__Records supplied__
--- BEGIN ---

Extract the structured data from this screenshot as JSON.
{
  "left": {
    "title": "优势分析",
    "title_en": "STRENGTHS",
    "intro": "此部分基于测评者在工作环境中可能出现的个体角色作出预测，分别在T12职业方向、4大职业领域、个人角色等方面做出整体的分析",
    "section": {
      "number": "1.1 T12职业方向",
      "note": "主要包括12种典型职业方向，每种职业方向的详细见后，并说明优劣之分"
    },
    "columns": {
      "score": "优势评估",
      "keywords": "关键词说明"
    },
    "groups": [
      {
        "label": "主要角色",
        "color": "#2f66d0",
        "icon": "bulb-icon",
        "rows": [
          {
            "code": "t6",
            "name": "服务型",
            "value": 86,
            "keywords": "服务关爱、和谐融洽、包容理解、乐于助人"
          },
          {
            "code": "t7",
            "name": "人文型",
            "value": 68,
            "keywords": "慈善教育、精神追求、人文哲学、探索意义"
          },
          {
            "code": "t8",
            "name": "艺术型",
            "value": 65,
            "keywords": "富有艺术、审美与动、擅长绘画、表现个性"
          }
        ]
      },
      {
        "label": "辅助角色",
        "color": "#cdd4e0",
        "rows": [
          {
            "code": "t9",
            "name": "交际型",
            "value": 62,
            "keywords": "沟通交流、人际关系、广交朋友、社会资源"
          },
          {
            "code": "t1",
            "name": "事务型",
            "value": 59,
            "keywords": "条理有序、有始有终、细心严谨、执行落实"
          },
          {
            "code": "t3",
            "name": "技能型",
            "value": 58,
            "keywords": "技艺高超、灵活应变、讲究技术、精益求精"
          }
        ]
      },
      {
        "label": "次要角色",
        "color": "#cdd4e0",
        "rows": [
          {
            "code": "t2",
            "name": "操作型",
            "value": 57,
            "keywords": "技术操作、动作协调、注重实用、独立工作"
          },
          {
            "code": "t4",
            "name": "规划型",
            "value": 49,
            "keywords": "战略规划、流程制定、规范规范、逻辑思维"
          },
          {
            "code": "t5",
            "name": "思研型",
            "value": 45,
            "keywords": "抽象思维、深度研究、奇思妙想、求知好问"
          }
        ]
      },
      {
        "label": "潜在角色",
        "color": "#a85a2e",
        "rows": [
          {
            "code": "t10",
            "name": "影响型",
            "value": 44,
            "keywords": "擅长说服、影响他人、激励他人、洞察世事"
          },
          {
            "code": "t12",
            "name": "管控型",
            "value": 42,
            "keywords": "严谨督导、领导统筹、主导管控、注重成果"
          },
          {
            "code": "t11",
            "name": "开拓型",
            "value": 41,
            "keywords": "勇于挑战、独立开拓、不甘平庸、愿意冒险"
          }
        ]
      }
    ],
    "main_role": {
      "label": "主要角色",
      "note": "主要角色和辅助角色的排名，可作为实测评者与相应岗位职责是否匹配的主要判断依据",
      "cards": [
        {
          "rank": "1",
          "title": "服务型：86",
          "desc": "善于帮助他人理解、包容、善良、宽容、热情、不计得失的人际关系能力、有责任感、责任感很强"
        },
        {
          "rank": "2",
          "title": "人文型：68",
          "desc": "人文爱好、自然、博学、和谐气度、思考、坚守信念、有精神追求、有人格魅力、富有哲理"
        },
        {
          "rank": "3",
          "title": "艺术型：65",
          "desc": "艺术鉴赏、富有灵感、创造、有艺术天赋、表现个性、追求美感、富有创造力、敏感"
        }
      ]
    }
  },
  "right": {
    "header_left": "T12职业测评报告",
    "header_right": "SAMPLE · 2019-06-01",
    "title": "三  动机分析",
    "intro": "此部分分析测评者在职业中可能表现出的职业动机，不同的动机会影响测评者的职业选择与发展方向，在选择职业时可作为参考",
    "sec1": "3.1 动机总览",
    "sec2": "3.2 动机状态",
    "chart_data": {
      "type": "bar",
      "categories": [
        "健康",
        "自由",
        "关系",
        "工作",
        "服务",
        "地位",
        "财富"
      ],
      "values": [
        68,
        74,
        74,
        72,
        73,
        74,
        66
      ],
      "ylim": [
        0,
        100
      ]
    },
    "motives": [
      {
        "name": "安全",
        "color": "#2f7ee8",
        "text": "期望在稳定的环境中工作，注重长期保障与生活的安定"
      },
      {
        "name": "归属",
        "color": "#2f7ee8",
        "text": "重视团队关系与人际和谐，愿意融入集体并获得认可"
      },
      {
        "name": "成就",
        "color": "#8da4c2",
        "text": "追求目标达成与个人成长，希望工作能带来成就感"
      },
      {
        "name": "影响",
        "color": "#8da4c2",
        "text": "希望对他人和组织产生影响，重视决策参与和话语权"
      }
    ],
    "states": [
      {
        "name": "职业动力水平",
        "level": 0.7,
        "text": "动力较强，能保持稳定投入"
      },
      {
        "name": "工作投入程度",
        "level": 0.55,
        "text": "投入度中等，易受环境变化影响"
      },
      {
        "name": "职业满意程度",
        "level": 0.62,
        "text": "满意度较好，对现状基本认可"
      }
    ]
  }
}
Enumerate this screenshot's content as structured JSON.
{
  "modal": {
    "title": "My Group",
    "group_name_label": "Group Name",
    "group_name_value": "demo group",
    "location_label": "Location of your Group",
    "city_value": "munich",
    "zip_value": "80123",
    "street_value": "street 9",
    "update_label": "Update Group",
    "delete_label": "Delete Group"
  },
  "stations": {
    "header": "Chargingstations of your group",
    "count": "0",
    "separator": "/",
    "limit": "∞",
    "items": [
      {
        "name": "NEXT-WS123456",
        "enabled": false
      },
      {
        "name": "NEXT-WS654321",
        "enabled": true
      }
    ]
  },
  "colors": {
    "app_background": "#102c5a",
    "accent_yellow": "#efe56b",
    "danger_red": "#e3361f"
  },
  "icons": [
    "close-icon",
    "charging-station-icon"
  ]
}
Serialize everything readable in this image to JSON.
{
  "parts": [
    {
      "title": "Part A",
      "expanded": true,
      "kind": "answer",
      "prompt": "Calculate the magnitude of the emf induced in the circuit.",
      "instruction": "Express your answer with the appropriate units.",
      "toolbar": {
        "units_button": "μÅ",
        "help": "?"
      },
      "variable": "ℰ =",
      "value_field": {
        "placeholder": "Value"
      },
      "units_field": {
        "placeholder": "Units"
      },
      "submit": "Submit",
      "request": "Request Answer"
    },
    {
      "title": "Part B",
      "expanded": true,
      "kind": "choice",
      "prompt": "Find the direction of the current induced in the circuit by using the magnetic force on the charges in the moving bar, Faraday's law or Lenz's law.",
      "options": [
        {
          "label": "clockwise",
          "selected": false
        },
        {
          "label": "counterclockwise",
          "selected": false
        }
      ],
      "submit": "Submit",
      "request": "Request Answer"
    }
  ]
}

--- END ---

__Short problem__
Print every record exactly as it was given.

__Written response__
Extract the structured data from this screenshot as JSON.
{
  "left": {
    "title": "优势分析",
    "title_en": "STRENGTHS",
    "intro": "此部分基于测评者在工作环境中可能出现的个体角色作出预测，分别在T12职业方向、4大职业领域、个人角色等方面做出整体的分析",
    "section": {
      "number": "1.1 T12职业方向",
      "note": "主要包括12种典型职业方向，每种职业方向的详细见后，并说明优劣之分"
    },
    "columns": {
      "score": "优势评估",
      "keywords": "关键词说明"
    },
    "groups": [
      {
        "label": "主要角色",
        "color": "#2f66d0",
        "icon": "bulb-icon",
        "rows": [
          {
            "code": "t6",
            "name": "服务型",
            "value": 86,
            "keywords": "服务关爱、和谐融洽、包容理解、乐于助人"
          },
          {
            "code": "t7",
            "name": "人文型",
            "value": 68,
            "keywords": "慈善教育、精神追求、人文哲学、探索意义"
          },
          {
            "code": "t8",
            "name": "艺术型",
            "value": 65,
            "keywords": "富有艺术、审美与动、擅长绘画、表现个性"
          }
        ]
      },
      {
        "label": "辅助角色",
        "color": "#cdd4e0",
        "rows": [
          {
            "code": "t9",
            "name": "交际型",
            "value": 62,
            "keywords": "沟通交流、人际关系、广交朋友、社会资源"
          },
          {
            "code": "t1",
            "name": "事务型",
            "value": 59,
            "keywords": "条理有序、有始有终、细心严谨、执行落实"
          },
          {
            "code": "t3",
            "name": "技能型",
            "value": 58,
            "keywords": "技艺高超、灵活应变、讲究技术、精益求精"
          }
        ]
      },
      {
        "label": "次要角色",
        "color": "#cdd4e0",
        "rows": [
          {
            "code": "t2",
            "name": "操作型",
            "value": 57,
            "keywords": "技术操作、动作协调、注重实用、独立工作"
          },
          {
            "code": "t4",
            "name": "规划型",
            "value": 49,
            "keywords": "战略规划、流程制定、规范规范、逻辑思维"
          },
          {
            "code": "t5",
            "name": "思研型",
            "value": 45,
            "keywords": "抽象思维、深度研究、奇思妙想、求知好问"
          }
        ]
      },
      {
        "label": "潜在角色",
        "color": "#a85a2e",
        "rows": [
          {
            "code": "t10",
            "name": "影响型",
            "value": 44,
            "keywords": "擅长说服、影响他人、激励他人、洞察世事"
          },
          {
            "code": "t12",
            "name": "管控型",
            "value": 42,
            "keywords": "严谨督导、领导统筹、主导管控、注重成果"
          },
          {
            "code": "t11",
            "name": "开拓型",
            "value": 41,
            "keywords": "勇于挑战、独立开拓、不甘平庸、愿意冒险"
          }
        ]
      }
    ],
    "main_role": {
      "label": "主要角色",
      "note": "主要角色和辅助角色的排名，可作为实测评者与相应岗位职责是否匹配的主要判断依据",
      "cards": [
        {
          "rank": "1",
          "title": "服务型：86",
          "desc": "善于帮助他人理解、包容、善良、宽容、热情、不计得失的人际关系能力、有责任感、责任感很强"
        },
        {
          "rank": "2",
          "title": "人文型：68",
          "desc": "人文爱好、自然、博学、和谐气度、思考、坚守信念、有精神追求、有人格魅力、富有哲理"
        },
        {
          "rank": "3",
          "title": "艺术型：65",
          "desc": "艺术鉴赏、富有灵感、创造、有艺术天赋、表现个性、追求美感、富有创造力、敏感"
        }
      ]
    }
  },
  "right": {
    "header_left": "T12职业测评报告",
    "header_right": "SAMPLE · 2019-06-01",
    "title": "三  动机分析",
    "intro": "此部分分析测评者在职业中可能表现出的职业动机，不同的动机会影响测评者的职业选择与发展方向，在选择职业时可作为参考",
    "sec1": "3.1 动机总览",
    "sec2": "3.2 动机状态",
    "chart_data": {
      "type": "bar",
      "categories": [
        "健康",
        "自由",
        "关系",
        "工作",
        "服务",
        "地位",
        "财富"
      ],
      "values": [
        68,
        74,
        74,
        72,
        73,
        74,
        66
      ],
      "ylim": [
        0,
        100
      ]
    },
    "motives": [
      {
        "name": "安全",
        "color": "#2f7ee8",
        "text": "期望在稳定的环境中工作，注重长期保障与生活的安定"
      },
      {
        "name": "归属",
        "color": "#2f7ee8",
        "text": "重视团队关系与人际和谐，愿意融入集体并获得认可"
      },
      {
        "name": "成就",
        "color": "#8da4c2",
        "text": "追求目标达成与个人成长，希望工作能带来成就感"
      },
      {
        "name": "影响",
        "color": "#8da4c2",
        "text": "希望对他人和组织产生影响，重视决策参与和话语权"
      }
    ],
    "states": [
      {
        "name": "职业动力水平",
        "level": 0.7,
        "text": "动力较强，能保持稳定投入"
      },
      {
        "name": "工作投入程度",
        "level": 0.55,
        "text": "投入度中等，易受环境变化影响"
      },
      {
        "name": "职业满意程度",
        "level": 0.62,
        "text": "满意度较好，对现状基本认可"
      }
    ]
  }
}
Enumerate this screenshot's content as structured JSON.
{
  "modal": {
    "title": "My Group",
    "group_name_label": "Group Name",
    "group_name_value": "demo group",
    "location_label": "Location of your Group",
    "city_value": "munich",
    "zip_value": "80123",
    "street_value": "street 9",
    "update_label": "Update Group",
    "delete_label": "Delete Group"
  },
  "stations": {
    "header": "Chargingstations of your group",
    "count": "0",
    "separator": "/",
    "limit": "∞",
    "items": [
      {
        "name": "NEXT-WS123456",
        "enabled": false
      },
      {
        "name": "NEXT-WS654321",
        "enabled": true
      }
    ]
  },
  "colors": {
    "app_background": "#102c5a",
    "accent_yellow": "#efe56b",
    "danger_red": "#e3361f"
  },
  "icons": [
    "close-icon",
    "charging-station-icon"
  ]
}
Serialize everything readable in this image to JSON.
{
  "parts": [
    {
      "title": "Part A",
      "expanded": true,
      "kind": "answer",
      "prompt": "Calculate the magnitude of the emf induced in the circuit.",
      "instruction": "Express your answer with the appropriate units.",
      "toolbar": {
        "units_button": "μÅ",
        "help": "?"
      },
      "variable": "ℰ =",
      "value_field": {
        "placeholder": "Value"
      },
      "units_field": {
        "placeholder": "Units"
      },
      "submit": "Submit",
      "request": "Request Answer"
    },
    {
      "title": "Part B",
      "expanded": true,
      "kind": "choice",
      "prompt": "Find the direction of the current induced in the circuit by using the magnetic force on the charges in the moving bar, Faraday's law or Lenz's law.",
      "options": [
        {
          "label": "clockwise",
          "selected": false
        },
        {
          "label": "counterclockwise",
          "selected": false
        }
      ],
      "submit": "Submit",
      "request": "Request Answer"
    }
  ]
}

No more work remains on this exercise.